● ENTRIES SHOWN:
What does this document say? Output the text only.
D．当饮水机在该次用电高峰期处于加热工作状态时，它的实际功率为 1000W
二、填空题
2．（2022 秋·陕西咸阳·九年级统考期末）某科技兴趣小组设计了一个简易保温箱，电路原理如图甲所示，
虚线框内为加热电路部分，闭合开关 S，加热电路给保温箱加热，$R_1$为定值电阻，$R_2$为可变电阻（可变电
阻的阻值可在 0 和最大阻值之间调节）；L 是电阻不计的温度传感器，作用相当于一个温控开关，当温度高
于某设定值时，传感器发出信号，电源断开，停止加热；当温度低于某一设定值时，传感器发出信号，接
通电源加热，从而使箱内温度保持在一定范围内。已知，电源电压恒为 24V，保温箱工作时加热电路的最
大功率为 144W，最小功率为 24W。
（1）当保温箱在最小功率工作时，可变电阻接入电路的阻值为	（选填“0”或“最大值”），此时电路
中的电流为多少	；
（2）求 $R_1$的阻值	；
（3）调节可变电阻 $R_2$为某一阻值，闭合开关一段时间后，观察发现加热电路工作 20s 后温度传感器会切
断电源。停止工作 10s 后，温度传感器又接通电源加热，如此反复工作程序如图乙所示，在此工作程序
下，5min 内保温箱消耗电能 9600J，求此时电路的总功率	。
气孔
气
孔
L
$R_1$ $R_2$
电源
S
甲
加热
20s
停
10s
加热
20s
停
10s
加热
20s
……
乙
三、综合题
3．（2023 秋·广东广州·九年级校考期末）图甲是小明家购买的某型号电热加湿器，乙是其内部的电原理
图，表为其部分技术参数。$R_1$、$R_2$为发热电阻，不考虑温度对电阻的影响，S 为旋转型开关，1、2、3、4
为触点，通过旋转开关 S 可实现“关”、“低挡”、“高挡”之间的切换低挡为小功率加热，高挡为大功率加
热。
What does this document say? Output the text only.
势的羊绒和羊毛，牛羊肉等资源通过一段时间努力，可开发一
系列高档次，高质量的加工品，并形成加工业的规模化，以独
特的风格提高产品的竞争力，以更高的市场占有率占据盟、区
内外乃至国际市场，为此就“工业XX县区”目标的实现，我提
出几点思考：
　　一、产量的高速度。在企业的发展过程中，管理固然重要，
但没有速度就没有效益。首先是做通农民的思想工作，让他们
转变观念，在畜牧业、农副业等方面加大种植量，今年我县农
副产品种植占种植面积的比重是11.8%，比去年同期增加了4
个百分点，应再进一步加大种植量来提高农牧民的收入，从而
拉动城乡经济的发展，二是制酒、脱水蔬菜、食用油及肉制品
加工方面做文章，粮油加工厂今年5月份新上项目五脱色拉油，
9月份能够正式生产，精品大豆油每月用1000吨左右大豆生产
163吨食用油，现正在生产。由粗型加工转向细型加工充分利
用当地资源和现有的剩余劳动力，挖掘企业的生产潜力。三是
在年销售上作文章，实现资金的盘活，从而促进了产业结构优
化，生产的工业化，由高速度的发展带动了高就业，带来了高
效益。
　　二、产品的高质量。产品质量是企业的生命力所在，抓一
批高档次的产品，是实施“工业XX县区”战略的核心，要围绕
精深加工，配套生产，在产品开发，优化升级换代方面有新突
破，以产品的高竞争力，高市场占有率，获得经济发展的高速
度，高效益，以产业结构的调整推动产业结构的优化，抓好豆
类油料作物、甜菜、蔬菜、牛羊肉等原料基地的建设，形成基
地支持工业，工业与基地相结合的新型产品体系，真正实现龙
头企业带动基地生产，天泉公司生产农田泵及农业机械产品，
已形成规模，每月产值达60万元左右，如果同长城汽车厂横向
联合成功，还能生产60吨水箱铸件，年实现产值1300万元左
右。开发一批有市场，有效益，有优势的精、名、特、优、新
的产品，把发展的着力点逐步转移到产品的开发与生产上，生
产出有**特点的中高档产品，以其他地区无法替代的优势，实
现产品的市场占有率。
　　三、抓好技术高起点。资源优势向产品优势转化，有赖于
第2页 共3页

● EXERCISE PROMPT:
Generate an exact reproduction of all entries.

● THE SOLUTION:
What does this document say? Output the text only.
D．当饮水机在该次用电高峰期处于加热工作状态时，它的实际功率为 1000W
二、填空题
2．（2022 秋·陕西咸阳·九年级统考期末）某科技兴趣小组设计了一个简易保温箱，电路原理如图甲所示，
虚线框内为加热电路部分，闭合开关 S，加热电路给保温箱加热，$R_1$为定值电阻，$R_2$为可变电阻（可变电
阻的阻值可在 0 和最大阻值之间调节）；L 是电阻不计的温度传感器，作用相当于一个温控开关，当温度高
于某设定值时，传感器发出信号，电源断开，停止加热；当温度低于某一设定值时，传感器发出信号，接
通电源加热，从而使箱内温度保持在一定范围内。已知，电源电压恒为 24V，保温箱工作时加热电路的最
大功率为 144W，最小功率为 24W。
（1）当保温箱在最小功率工作时，可变电阻接入电路的阻值为	（选填“0”或“最大值”），此时电路
中的电流为多少	；
（2）求 $R_1$的阻值	；
（3）调节可变电阻 $R_2$为某一阻值，闭合开关一段时间后，观察发现加热电路工作 20s 后温度传感器会切
断电源。停止工作 10s 后，温度传感器又接通电源加热，如此反复工作程序如图乙所示，在此工作程序
下，5min 内保温箱消耗电能 9600J，求此时电路的总功率	。
气孔
气
孔
L
$R_1$ $R_2$
电源
S
甲
加热
20s
停
10s
加热
20s
停
10s
加热
20s
……
乙
三、综合题
3．（2023 秋·广东广州·九年级校考期末）图甲是小明家购买的某型号电热加湿器，乙是其内部的电原理
图，表为其部分技术参数。$R_1$、$R_2$为发热电阻，不考虑温度对电阻的影响，S 为旋转型开关，1、2、3、4
为触点，通过旋转开关 S 可实现“关”、“低挡”、“高挡”之间的切换低挡为小功率加热，高挡为大功率加
热。
What does this document say? Output the text only.
势的羊绒和羊毛，牛羊肉等资源通过一段时间努力，可开发一
系列高档次，高质量的加工品，并形成加工业的规模化，以独
特的风格提高产品的竞争力，以更高的市场占有率占据盟、区
内外乃至国际市场，为此就“工业XX县区”目标的实现，我提
出几点思考：
　　一、产量的高速度。在企业的发展过程中，管理固然重要，
但没有速度就没有效益。首先是做通农民的思想工作，让他们
转变观念，在畜牧业、农副业等方面加大种植量，今年我县农
副产品种植占种植面积的比重是11.8%，比去年同期增加了4
个百分点，应再进一步加大种植量来提高农牧民的收入，从而
拉动城乡经济的发展，二是制酒、脱水蔬菜、食用油及肉制品
加工方面做文章，粮油加工厂今年5月份新上项目五脱色拉油，
9月份能够正式生产，精品大豆油每月用1000吨左右大豆生产
163吨食用油，现正在生产。由粗型加工转向细型加工充分利
用当地资源和现有的剩余劳动力，挖掘企业的生产潜力。三是
在年销售上作文章，实现资金的盘活，从而促进了产业结构优
化，生产的工业化，由高速度的发展带动了高就业，带来了高
效益。
　　二、产品的高质量。产品质量是企业的生命力所在，抓一
批高档次的产品，是实施“工业XX县区”战略的核心，要围绕
精深加工，配套生产，在产品开发，优化升级换代方面有新突
破，以产品的高竞争力，高市场占有率，获得经济发展的高速
度，高效益，以产业结构的调整推动产业结构的优化，抓好豆
类油料作物、甜菜、蔬菜、牛羊肉等原料基地的建设，形成基
地支持工业，工业与基地相结合的新型产品体系，真正实现龙
头企业带动基地生产，天泉公司生产农田泵及农业机械产品，
已形成规模，每月产值达60万元左右，如果同长城汽车厂横向
联合成功，还能生产60吨水箱铸件，年实现产值1300万元左
右。开发一批有市场，有效益，有优势的精、名、特、优、新
的产品，把发展的着力点逐步转移到产品的开发与生产上，生
产出有**特点的中高档产品，以其他地区无法替代的优势，实
现产品的市场占有率。
　　三、抓好技术高起点。资源优势向产品优势转化，有赖于
第2页 共3页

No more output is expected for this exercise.